## Written problem
Every line below that contains "database" is to be copied.

::: Information given :::

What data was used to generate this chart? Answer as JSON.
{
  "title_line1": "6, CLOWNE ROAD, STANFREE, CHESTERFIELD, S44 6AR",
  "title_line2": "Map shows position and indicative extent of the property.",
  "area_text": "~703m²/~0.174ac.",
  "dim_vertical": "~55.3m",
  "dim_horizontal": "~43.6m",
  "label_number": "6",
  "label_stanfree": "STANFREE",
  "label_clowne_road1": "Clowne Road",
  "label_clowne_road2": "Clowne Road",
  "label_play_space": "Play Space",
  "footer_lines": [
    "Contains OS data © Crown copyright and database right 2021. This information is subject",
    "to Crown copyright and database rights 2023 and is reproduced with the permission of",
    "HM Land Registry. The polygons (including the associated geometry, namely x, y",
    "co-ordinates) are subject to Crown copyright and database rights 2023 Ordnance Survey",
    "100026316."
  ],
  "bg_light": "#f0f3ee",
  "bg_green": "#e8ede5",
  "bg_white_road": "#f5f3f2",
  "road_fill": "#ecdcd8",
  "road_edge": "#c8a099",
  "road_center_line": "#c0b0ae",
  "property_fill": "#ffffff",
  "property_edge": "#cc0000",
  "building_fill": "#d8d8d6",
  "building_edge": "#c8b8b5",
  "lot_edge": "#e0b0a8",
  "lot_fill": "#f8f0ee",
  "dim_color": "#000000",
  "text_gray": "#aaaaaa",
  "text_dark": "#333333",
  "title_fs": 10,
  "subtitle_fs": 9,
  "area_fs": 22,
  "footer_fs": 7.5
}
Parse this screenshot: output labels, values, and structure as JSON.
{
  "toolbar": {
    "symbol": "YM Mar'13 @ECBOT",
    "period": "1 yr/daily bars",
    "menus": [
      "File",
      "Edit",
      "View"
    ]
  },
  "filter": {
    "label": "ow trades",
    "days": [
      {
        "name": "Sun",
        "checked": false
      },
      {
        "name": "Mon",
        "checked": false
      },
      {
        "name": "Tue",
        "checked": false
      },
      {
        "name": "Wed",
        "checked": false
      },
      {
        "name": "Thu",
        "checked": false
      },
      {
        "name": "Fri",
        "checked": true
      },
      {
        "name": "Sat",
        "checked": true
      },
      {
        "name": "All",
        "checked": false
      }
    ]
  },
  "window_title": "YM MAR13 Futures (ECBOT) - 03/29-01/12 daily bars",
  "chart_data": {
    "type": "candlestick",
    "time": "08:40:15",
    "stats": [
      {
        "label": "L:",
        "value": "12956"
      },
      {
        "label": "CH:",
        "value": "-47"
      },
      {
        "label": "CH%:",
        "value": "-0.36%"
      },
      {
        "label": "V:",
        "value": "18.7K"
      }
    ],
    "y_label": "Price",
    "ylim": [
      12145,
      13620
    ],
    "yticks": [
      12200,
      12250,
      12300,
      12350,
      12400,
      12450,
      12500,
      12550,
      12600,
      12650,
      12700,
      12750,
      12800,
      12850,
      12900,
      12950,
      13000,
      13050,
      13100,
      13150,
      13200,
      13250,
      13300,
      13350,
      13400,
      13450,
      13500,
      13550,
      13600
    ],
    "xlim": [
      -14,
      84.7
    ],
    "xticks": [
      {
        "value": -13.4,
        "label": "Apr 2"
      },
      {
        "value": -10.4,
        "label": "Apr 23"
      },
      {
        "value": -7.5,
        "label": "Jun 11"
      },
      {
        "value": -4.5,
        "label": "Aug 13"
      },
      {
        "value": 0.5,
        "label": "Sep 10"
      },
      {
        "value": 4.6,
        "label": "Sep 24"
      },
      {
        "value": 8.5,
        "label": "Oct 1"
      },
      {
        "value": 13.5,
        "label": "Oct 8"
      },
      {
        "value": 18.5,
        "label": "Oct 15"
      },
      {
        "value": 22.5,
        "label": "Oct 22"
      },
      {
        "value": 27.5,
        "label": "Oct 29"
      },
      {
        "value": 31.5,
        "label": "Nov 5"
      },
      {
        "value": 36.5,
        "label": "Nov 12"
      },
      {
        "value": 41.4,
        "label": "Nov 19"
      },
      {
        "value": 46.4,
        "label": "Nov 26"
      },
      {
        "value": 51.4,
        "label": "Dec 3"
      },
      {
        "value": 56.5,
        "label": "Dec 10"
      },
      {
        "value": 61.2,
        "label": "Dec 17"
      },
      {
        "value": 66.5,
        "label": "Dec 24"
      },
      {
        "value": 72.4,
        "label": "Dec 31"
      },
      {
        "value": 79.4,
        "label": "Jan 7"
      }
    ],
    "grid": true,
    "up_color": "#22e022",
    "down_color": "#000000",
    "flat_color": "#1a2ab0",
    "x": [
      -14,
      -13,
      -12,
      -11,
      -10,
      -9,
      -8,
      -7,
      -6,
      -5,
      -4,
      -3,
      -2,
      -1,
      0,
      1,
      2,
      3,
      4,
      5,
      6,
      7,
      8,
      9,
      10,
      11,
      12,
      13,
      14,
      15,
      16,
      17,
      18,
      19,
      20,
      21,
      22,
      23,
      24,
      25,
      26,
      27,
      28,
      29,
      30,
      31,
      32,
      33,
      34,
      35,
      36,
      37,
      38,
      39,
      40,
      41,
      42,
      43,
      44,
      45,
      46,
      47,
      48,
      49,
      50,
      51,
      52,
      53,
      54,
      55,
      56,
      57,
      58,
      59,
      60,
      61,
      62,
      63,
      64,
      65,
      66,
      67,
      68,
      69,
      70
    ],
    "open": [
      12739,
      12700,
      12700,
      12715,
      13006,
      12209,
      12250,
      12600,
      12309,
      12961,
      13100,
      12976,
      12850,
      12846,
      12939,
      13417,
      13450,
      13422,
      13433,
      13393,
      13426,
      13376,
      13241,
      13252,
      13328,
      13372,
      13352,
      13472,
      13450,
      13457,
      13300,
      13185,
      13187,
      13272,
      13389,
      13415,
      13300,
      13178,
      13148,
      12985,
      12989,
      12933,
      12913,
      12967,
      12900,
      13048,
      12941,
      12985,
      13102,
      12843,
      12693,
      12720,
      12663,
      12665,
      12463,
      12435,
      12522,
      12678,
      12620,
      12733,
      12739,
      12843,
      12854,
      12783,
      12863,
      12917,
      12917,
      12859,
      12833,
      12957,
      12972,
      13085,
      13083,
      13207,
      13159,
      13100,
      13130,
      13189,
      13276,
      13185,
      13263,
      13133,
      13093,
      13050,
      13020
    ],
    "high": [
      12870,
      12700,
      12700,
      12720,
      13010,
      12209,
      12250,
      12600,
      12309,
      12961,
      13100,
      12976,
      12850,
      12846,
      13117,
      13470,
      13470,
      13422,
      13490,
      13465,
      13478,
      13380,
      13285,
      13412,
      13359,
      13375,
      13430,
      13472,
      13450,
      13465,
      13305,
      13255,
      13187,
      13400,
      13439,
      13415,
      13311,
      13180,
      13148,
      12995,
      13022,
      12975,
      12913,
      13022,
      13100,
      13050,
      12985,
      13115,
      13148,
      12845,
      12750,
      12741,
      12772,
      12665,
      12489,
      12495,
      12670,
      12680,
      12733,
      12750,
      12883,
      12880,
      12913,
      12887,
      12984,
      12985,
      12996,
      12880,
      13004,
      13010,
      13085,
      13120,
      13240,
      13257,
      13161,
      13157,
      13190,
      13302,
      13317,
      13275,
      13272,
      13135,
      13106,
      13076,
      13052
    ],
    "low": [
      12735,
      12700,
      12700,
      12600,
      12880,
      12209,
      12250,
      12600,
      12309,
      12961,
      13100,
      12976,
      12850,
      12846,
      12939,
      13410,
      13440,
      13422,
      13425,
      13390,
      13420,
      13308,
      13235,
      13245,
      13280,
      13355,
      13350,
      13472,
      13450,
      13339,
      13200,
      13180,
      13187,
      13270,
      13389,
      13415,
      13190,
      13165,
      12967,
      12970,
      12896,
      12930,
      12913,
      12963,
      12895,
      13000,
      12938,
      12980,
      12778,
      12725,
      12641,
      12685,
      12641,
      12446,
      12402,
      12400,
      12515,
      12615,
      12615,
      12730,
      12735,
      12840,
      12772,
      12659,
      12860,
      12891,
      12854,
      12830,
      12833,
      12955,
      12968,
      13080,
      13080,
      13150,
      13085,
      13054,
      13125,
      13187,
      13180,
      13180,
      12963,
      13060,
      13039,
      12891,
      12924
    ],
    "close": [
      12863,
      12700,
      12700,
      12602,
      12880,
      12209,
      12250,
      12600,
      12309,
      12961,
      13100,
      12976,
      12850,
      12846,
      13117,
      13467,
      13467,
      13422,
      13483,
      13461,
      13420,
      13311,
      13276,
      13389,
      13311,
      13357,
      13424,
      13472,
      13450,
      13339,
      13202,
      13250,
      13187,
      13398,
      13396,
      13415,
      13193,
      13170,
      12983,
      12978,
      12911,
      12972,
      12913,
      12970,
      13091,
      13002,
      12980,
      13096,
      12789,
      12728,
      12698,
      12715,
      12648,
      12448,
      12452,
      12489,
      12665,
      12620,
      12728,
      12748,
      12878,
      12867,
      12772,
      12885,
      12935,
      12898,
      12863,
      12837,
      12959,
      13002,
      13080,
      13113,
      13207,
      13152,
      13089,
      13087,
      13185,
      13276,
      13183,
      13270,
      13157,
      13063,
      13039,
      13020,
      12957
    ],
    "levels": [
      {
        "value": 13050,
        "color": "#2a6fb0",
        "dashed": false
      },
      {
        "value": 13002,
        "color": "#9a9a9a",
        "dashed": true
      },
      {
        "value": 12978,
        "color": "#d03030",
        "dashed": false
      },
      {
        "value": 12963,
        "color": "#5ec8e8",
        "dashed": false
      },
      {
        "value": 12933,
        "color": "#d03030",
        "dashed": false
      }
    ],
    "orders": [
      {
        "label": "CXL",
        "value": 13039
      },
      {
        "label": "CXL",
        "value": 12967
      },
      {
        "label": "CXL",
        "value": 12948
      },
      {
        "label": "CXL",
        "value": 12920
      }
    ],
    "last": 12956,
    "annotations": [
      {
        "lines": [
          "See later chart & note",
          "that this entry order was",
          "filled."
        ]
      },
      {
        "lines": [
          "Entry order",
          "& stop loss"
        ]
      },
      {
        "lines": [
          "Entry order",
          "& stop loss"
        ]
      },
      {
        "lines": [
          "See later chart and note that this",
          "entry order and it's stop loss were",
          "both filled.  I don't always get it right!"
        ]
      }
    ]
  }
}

:::

## Response
    "Contains OS data © Crown copyright and database right 2021. This information is subject",
    "to Crown copyright and database rights 2023 and is reproduced with the permission of",
    "co-ordinates) are subject to Crown copyright and database rights 2023 Ordnance Survey",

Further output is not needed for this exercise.